» **EXERCISE DESCRIPTION**:
In the entries below, identify every line with the string "this" and copy it.

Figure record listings
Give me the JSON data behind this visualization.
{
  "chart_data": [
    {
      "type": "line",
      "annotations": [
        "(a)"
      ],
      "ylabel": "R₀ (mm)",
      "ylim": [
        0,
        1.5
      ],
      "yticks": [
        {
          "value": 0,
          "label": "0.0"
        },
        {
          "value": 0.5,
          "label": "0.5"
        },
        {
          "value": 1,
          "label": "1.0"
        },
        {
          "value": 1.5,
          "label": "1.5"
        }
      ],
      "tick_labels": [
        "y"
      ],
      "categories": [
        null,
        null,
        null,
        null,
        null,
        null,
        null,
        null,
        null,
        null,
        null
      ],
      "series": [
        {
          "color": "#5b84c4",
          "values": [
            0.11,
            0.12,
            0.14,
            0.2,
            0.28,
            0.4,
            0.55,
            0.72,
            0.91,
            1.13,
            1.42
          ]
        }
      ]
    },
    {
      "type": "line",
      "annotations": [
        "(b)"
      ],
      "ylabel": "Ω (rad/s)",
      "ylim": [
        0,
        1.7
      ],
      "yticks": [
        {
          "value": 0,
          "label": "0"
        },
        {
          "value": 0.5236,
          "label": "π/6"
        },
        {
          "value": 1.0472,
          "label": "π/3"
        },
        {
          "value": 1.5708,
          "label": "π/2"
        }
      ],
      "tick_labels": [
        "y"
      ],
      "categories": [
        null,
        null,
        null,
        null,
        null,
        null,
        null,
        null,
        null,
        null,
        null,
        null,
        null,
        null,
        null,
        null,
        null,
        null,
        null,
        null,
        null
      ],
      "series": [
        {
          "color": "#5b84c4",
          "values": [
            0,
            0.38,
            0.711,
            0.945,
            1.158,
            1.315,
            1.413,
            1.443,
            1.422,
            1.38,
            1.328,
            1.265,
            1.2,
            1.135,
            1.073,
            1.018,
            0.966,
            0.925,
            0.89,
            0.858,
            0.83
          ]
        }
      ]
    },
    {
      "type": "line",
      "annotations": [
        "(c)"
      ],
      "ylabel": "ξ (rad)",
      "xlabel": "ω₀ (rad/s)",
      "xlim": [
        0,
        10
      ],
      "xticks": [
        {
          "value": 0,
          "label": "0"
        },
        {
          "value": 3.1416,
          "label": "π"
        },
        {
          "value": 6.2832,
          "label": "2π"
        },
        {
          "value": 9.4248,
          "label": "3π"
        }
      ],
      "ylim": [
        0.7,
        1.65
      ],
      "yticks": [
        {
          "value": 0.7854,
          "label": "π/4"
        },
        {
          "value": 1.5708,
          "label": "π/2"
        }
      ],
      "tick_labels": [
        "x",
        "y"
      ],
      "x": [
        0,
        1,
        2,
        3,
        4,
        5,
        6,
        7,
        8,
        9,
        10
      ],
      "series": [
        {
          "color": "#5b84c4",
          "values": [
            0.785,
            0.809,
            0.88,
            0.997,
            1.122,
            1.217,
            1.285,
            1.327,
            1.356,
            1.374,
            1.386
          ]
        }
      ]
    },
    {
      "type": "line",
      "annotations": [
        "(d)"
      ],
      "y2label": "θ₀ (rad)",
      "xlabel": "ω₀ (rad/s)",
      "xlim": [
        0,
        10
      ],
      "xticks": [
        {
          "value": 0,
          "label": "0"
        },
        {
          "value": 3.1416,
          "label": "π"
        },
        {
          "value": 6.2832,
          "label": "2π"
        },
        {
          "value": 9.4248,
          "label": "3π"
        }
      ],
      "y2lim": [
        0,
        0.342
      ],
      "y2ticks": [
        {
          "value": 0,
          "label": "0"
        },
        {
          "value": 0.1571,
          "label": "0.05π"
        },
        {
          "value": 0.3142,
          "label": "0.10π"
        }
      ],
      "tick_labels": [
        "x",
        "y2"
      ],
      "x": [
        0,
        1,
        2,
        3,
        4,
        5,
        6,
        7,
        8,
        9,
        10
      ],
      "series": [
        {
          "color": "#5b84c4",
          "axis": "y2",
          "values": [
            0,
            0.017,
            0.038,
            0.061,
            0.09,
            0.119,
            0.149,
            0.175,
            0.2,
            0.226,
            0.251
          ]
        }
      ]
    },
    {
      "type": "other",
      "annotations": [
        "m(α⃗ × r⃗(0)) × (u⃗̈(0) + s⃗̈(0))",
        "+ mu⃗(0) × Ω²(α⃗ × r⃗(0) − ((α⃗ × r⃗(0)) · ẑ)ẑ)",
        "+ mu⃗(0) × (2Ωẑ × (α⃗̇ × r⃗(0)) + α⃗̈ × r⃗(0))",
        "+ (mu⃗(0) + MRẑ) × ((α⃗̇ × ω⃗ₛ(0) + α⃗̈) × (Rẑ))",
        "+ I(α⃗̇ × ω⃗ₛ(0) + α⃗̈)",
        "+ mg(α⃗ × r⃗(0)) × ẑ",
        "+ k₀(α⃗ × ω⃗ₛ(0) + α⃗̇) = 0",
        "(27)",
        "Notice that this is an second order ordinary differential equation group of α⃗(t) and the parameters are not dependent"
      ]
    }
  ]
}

* * *

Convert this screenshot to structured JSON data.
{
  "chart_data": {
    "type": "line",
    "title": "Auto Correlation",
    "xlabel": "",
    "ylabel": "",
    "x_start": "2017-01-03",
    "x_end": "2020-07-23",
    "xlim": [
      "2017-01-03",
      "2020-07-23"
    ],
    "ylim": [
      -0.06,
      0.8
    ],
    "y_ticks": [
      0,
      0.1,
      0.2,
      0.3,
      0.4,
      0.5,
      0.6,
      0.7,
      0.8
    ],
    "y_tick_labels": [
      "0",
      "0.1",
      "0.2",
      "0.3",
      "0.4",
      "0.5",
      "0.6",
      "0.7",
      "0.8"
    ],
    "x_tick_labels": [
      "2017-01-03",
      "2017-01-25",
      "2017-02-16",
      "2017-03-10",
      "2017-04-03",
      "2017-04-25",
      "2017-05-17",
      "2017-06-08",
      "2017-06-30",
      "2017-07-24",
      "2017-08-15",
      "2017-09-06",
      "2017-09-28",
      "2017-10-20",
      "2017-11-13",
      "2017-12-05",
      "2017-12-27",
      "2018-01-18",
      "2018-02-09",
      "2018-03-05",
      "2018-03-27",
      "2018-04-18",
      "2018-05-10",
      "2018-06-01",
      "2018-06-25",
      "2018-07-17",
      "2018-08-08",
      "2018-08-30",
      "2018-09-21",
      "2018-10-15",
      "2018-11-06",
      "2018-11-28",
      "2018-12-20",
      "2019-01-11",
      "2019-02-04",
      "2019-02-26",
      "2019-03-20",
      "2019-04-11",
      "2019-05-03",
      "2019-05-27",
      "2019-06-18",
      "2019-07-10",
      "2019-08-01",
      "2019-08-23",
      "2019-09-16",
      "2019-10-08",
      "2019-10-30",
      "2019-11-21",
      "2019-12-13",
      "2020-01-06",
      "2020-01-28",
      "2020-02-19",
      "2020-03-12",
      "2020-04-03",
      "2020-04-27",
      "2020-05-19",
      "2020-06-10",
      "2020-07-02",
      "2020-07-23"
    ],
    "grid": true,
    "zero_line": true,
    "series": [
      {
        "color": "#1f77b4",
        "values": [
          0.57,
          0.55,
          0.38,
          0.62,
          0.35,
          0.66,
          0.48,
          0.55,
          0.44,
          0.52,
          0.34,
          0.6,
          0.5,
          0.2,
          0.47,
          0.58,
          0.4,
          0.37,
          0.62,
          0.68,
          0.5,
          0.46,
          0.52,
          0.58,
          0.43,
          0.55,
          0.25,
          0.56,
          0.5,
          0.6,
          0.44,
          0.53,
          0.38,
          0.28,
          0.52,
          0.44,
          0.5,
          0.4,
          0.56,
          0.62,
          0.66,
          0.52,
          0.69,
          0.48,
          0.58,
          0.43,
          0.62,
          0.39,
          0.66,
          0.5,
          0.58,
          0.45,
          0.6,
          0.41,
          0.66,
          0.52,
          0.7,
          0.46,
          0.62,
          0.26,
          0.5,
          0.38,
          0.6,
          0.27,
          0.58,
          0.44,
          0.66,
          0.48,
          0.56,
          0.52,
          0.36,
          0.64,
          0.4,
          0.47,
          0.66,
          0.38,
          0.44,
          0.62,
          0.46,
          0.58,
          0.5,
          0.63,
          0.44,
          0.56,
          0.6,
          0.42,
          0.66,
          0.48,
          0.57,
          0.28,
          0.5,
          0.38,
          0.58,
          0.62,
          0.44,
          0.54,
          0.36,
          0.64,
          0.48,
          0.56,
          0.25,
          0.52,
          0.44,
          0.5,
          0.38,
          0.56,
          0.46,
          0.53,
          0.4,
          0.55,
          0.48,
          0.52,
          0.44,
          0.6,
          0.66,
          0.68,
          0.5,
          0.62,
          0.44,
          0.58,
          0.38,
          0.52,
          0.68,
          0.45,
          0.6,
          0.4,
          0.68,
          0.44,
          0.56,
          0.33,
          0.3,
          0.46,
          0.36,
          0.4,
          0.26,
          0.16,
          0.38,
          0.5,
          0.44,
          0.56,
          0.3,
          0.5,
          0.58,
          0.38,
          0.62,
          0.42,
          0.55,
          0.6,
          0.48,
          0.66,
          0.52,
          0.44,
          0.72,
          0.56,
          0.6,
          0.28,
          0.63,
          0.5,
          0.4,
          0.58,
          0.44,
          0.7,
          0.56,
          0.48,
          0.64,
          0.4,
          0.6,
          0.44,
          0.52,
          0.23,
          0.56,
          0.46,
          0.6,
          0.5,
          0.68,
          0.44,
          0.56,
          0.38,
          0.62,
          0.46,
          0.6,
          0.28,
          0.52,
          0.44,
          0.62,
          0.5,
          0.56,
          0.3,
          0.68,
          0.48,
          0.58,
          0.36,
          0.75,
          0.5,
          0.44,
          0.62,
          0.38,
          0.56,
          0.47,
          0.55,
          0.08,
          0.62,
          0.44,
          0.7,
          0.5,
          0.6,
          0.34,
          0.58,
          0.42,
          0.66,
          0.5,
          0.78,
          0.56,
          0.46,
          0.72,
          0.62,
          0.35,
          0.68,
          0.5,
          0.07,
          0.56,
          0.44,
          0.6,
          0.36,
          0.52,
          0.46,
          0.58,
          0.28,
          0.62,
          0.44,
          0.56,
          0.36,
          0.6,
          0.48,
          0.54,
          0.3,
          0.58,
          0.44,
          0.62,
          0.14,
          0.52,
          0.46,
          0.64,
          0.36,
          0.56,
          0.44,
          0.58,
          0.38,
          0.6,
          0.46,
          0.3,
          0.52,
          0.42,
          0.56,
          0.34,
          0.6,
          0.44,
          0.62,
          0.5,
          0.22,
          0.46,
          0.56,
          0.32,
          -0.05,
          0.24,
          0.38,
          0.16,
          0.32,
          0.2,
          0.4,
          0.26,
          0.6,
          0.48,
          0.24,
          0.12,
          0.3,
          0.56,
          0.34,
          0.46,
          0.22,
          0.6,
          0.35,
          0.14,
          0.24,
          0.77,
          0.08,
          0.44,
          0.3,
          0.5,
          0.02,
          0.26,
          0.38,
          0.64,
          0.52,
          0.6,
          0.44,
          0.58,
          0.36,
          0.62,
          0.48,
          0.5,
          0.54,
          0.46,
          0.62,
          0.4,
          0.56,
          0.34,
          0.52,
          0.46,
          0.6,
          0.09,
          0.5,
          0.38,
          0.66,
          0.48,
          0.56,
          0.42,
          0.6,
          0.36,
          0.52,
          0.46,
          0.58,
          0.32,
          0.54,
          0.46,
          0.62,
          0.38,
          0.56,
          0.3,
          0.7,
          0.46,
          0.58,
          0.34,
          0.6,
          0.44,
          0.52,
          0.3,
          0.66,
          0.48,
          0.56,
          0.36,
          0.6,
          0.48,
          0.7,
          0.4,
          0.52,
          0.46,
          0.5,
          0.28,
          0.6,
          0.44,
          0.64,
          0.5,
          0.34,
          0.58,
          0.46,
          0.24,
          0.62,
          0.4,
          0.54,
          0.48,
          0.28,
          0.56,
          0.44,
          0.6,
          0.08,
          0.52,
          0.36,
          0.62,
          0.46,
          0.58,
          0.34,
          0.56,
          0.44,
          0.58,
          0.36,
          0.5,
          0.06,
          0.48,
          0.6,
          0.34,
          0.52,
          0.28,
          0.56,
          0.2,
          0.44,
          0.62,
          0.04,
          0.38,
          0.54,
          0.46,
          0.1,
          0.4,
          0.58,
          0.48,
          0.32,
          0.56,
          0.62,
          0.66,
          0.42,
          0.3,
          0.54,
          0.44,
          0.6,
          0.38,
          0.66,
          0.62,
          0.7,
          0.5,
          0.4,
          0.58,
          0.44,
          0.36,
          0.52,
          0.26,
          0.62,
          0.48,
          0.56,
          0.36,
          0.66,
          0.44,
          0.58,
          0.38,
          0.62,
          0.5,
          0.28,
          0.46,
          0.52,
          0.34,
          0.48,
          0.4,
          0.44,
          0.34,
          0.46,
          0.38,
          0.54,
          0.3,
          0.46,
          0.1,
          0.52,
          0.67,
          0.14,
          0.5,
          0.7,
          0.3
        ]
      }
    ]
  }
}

---

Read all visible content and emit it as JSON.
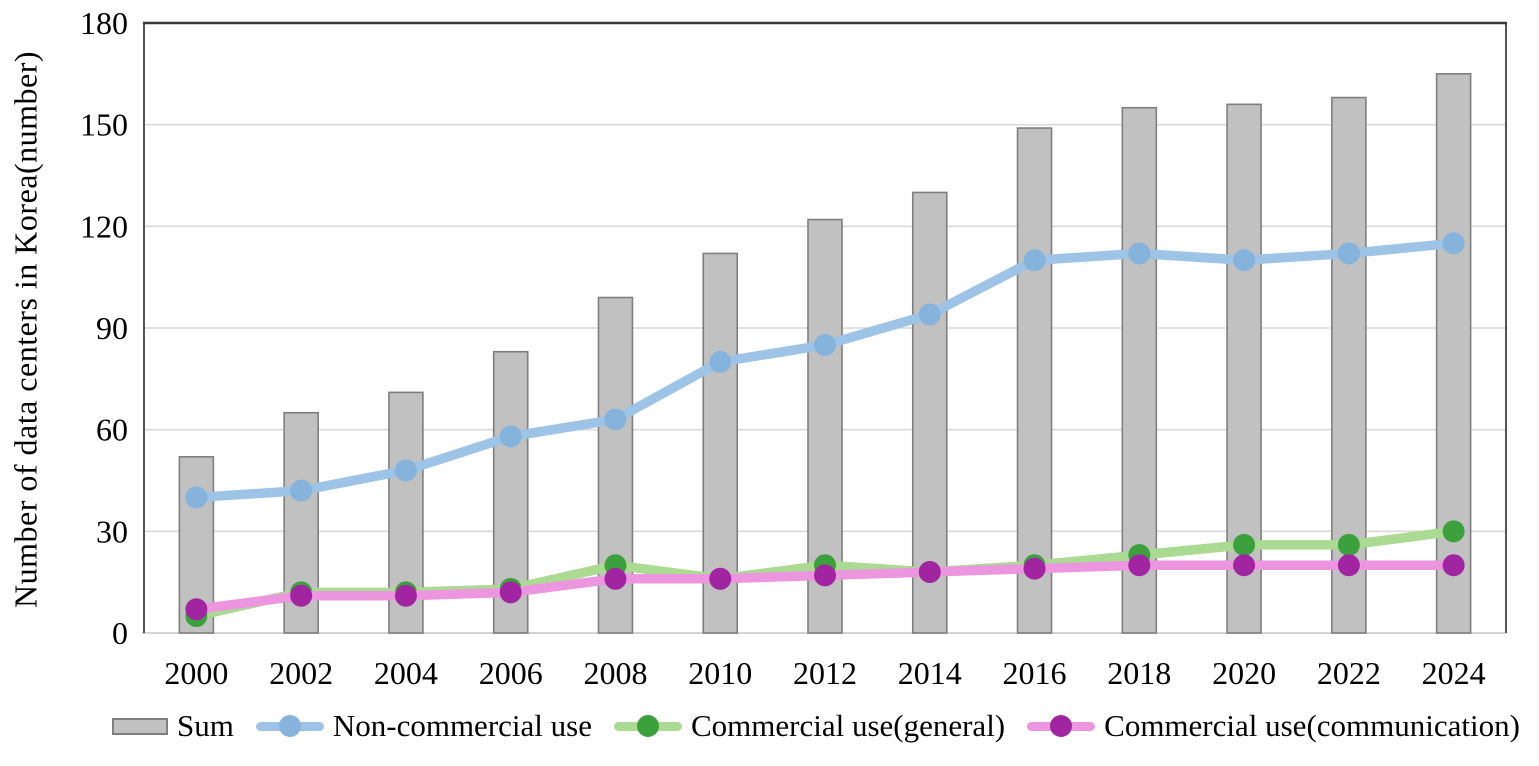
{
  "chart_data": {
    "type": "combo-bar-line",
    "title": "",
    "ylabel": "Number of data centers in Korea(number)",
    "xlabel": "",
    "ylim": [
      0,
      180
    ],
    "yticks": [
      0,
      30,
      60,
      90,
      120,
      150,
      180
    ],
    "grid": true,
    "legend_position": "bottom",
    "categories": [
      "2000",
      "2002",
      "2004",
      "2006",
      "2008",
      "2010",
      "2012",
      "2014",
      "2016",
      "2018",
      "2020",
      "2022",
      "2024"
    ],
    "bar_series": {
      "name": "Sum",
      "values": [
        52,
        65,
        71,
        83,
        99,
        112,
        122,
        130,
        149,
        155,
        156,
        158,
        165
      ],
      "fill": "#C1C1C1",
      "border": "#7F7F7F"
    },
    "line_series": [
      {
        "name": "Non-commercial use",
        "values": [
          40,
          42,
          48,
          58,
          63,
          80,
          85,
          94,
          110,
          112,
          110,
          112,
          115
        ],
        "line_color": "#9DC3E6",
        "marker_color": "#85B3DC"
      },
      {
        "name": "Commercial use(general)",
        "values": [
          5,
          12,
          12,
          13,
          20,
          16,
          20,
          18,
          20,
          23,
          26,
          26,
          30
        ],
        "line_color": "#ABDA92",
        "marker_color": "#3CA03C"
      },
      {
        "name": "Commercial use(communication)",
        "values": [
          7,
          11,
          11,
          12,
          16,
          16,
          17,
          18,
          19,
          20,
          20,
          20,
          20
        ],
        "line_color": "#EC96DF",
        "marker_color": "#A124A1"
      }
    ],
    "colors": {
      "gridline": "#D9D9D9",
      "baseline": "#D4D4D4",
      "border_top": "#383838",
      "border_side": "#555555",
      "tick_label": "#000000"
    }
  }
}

» **WRITTEN SOLUTION**:
Give me the JSON data behind this visualization.
        "Notice that this is an second order ordinary differential equation group of α⃗(t) and the parameters are not dependent"
Convert this screenshot to structured JSON data.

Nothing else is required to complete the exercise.